#### [Required work]
Gather, from the listing beneath this task, every line holding the string "差是多少".

-- -- --

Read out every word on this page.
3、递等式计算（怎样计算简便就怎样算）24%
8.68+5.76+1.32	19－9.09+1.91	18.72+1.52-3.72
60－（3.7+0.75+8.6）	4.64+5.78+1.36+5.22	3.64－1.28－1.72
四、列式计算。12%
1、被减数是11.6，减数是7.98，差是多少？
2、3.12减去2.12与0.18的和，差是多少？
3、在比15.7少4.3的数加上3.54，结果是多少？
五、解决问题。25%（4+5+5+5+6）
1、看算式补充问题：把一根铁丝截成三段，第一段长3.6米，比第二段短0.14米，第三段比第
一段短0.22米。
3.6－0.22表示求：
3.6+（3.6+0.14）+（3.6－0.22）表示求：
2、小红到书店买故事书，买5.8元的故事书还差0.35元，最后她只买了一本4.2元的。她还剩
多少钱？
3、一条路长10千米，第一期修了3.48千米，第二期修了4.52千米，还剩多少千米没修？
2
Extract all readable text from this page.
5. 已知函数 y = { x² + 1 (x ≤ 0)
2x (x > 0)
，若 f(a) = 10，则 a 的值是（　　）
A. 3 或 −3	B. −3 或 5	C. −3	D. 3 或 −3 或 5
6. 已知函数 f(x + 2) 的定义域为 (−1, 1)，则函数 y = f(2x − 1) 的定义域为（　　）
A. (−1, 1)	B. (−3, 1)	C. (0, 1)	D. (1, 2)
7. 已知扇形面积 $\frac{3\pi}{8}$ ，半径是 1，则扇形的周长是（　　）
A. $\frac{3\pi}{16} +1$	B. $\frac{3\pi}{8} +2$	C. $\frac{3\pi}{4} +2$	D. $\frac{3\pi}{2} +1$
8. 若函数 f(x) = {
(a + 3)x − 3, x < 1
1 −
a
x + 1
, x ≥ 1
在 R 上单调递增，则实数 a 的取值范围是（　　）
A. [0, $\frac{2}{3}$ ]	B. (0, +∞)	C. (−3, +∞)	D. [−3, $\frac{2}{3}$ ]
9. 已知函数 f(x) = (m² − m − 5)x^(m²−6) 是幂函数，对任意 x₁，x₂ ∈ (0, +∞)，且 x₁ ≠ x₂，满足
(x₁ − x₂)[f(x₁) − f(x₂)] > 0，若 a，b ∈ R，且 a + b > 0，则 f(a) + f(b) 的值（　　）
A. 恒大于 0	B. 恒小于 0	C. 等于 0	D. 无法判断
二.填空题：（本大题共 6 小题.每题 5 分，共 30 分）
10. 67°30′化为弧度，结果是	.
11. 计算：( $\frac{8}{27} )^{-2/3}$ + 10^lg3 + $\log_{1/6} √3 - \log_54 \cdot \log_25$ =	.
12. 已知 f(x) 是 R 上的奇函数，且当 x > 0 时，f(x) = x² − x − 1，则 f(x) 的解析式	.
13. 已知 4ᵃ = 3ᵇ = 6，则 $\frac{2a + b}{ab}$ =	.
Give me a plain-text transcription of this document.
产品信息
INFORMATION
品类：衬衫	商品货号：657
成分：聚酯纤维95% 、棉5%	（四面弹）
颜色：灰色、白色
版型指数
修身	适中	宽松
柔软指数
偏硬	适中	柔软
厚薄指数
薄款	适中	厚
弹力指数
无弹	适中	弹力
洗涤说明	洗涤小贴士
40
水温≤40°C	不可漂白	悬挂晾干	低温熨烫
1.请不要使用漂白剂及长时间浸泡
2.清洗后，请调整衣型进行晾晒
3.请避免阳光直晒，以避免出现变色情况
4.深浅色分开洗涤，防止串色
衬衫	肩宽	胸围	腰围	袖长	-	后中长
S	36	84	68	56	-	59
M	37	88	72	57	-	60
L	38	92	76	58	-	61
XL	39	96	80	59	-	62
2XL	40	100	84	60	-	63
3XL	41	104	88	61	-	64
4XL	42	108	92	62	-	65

-- -- --

#### [Exercise answer]
1、被减数是11.6，减数是7.98，差是多少？
2、3.12减去2.12与0.18的和，差是多少？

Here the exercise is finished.